_EXCERPT TO READ:_
▶

Method and apparatus for detecting presence of vehicle using a magnetic sensor employing a magneto-resistive effect

1. A method, comprising the steps: using a raw signal received from a magnetic sensor to create a starting time and an ending time for a vehicle passing near a magnetic sensor, said magnetic sensor is a magneto-resistive sensor stimulated by said motion of said vehicle near said magnetic sensor to create said raw signal, further comprising the steps: capturing a first time from a current time provided by a clock, when a recent variance of said raw signal crosses above a variance detect; generating said starting time from said first time when said raw signal crosses above a raw detect and said recent variance of a raw threshold is above said variance detect; and capturing said ending time from said current time when said recent variance of said raw signal crosses below a variance undetect while said raw signal is below a raw undetect.

2. The method of claim 1 , wherein the step using said raw signal, further comprises at least one member of the group consisting of the steps: amplifying a raw magnetic sensor signal further received from said magnetic sensor to create an amplified signal for generating said raw signal; digitizing said raw magnetic sensor signal with a first analog-to-digital converter to create said raw signal; and digitizing said amplified magnetic sensor signal to create said raw signal.

3. The method of claim 1 , wherein said recent variance of said raw signal is a variance of said raw signal over a first time-window for capturing said first time and said starting time; and wherein said recent variance of said raw signal is said variance of said raw signal over a second time-window for capturing said ending time.

4. The method of claim 3 , wherein said first time-window is essentially the same time duration as said second time-window.

5. The method of claim 3 , wherein said raw signal, includes: a X-axis signal in a predominant direction of flow for said vehicle's motion; a Z-axis signal in a direction perpendicular to a pavement said vehicle moves on; and a Y-axis signal in said direction perpendicular to said predominant direction in the plane of said pavement.

6. The method of claim 5 , wherein the step capturing said first time, further comprises the step: capturing said first time when said variance of said first time-window of said Z-axis signal crossing above said variance detect to create said first time; wherein the step generating said starting time, further comprises the step: generating said starting time from said first time when said Z-axis signal crosses above a raw detect and said recent variance of said raw threshold is above said variance detect to create said starting time; wherein the step capturing said ending time, further comprises the step: capturing said ending time when said variance of said second time-window of said Z-axis signal crossing below said variance undetect while said Z-axis signal is below said raw undetect in said second time-window to create said ending time.

7. The method of claim 6 , wherein the step capturing said ending time, further comprises the step: capturing said ending time when said variance of said second time-window of said Z-axis signal crosses below said variance undetect and when said Z-axis signal crosses below said raw undetect.

◀

_DATA PROVIDED:_

▶

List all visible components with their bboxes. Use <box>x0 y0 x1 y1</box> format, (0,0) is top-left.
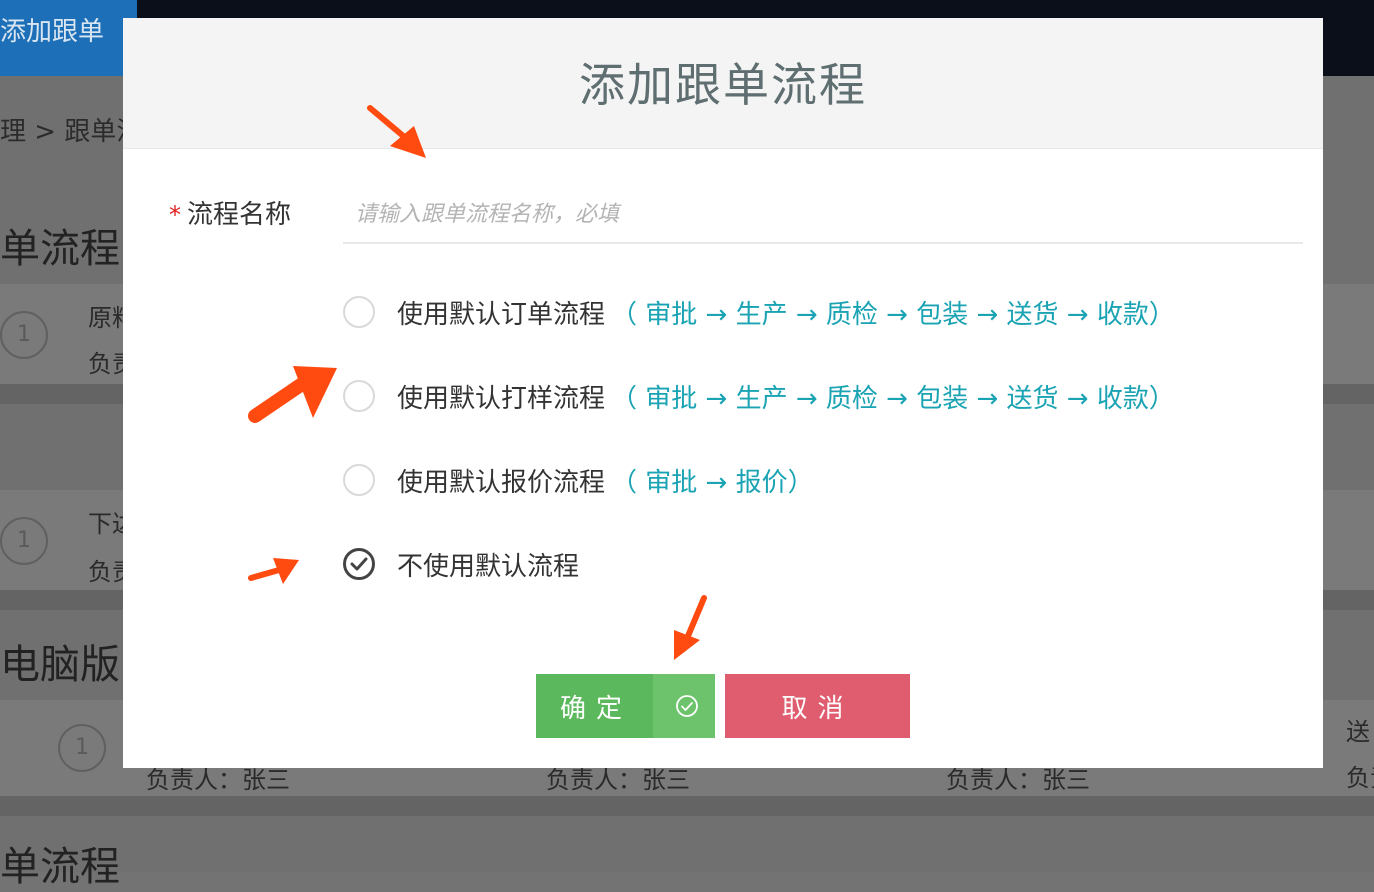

◀

_TASK OBJECTIVE:_
Name each axis signal that claim 5 of the vehicle-detection claims says the raw signal includes, and give the direction the claim assigns to each.

_RESPONSE:_
- X-axis signal: the predominant direction of flow for the vehicle's motion.
- Z-axis signal: the direction perpendicular to the pavement the vehicle moves on.
- Y-axis signal: the direction perpendicular to the predominant direction, in the plane of the pavement.